**Problem description:**
Take all the material and copy it exactly.

Records about charts and figures
%%

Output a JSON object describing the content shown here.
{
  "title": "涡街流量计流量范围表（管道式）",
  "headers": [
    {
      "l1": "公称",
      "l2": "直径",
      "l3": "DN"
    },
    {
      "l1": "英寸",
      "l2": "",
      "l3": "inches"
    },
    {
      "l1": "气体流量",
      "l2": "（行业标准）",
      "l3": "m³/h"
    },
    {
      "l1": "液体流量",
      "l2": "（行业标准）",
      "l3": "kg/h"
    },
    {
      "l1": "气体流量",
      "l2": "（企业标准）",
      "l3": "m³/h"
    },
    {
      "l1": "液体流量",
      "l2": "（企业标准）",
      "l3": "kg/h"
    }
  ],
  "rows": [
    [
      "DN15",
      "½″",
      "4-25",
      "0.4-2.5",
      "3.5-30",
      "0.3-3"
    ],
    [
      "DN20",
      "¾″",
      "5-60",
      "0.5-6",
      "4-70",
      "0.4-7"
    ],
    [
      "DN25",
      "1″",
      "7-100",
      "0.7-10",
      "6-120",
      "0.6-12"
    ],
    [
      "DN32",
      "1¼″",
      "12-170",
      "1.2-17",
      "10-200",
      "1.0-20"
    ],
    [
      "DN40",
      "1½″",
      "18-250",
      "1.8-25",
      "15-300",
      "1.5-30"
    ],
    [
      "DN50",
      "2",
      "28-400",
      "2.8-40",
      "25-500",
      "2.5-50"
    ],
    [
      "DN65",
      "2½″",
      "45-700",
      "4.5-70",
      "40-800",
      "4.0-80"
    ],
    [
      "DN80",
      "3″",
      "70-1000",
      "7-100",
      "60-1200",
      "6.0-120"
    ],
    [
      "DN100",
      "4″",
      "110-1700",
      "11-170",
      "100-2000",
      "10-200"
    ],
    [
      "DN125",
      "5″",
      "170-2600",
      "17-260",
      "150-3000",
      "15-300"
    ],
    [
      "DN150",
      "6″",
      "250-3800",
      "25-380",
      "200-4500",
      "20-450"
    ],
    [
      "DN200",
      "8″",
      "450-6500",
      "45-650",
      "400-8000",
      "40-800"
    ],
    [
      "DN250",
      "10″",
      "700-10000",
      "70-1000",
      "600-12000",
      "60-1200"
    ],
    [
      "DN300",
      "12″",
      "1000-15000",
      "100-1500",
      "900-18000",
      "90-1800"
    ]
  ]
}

%%

**Task output:**
Output a JSON object describing the content shown here.
{
  "title": "涡街流量计流量范围表（管道式）",
  "headers": [
    {
      "l1": "公称",
      "l2": "直径",
      "l3": "DN"
    },
    {
      "l1": "英寸",
      "l2": "",
      "l3": "inches"
    },
    {
      "l1": "气体流量",
      "l2": "（行业标准）",
      "l3": "m³/h"
    },
    {
      "l1": "液体流量",
      "l2": "（行业标准）",
      "l3": "kg/h"
    },
    {
      "l1": "气体流量",
      "l2": "（企业标准）",
      "l3": "m³/h"
    },
    {
      "l1": "液体流量",
      "l2": "（企业标准）",
      "l3": "kg/h"
    }
  ],
  "rows": [
    [
      "DN15",
      "½″",
      "4-25",
      "0.4-2.5",
      "3.5-30",
      "0.3-3"
    ],
    [
      "DN20",
      "¾″",
      "5-60",
      "0.5-6",
      "4-70",
      "0.4-7"
    ],
    [
      "DN25",
      "1″",
      "7-100",
      "0.7-10",
      "6-120",
      "0.6-12"
    ],
    [
      "DN32",
      "1¼″",
      "12-170",
      "1.2-17",
      "10-200",
      "1.0-20"
    ],
    [
      "DN40",
      "1½″",
      "18-250",
      "1.8-25",
      "15-300",
      "1.5-30"
    ],
    [
      "DN50",
      "2",
      "28-400",
      "2.8-40",
      "25-500",
      "2.5-50"
    ],
    [
      "DN65",
      "2½″",
      "45-700",
      "4.5-70",
      "40-800",
      "4.0-80"
    ],
    [
      "DN80",
      "3″",
      "70-1000",
      "7-100",
      "60-1200",
      "6.0-120"
    ],
    [
      "DN100",
      "4″",
      "110-1700",
      "11-170",
      "100-2000",
      "10-200"
    ],
    [
      "DN125",
      "5″",
      "170-2600",
      "17-260",
      "150-3000",
      "15-300"
    ],
    [
      "DN150",
      "6″",
      "250-3800",
      "25-380",
      "200-4500",
      "20-450"
    ],
    [
      "DN200",
      "8″",
      "450-6500",
      "45-650",
      "400-8000",
      "40-800"
    ],
    [
      "DN250",
      "10″",
      "700-10000",
      "70-1000",
      "600-12000",
      "60-1200"
    ],
    [
      "DN300",
      "12″",
      "1000-15000",
      "100-1500",
      "900-18000",
      "90-1800"
    ]
  ]
}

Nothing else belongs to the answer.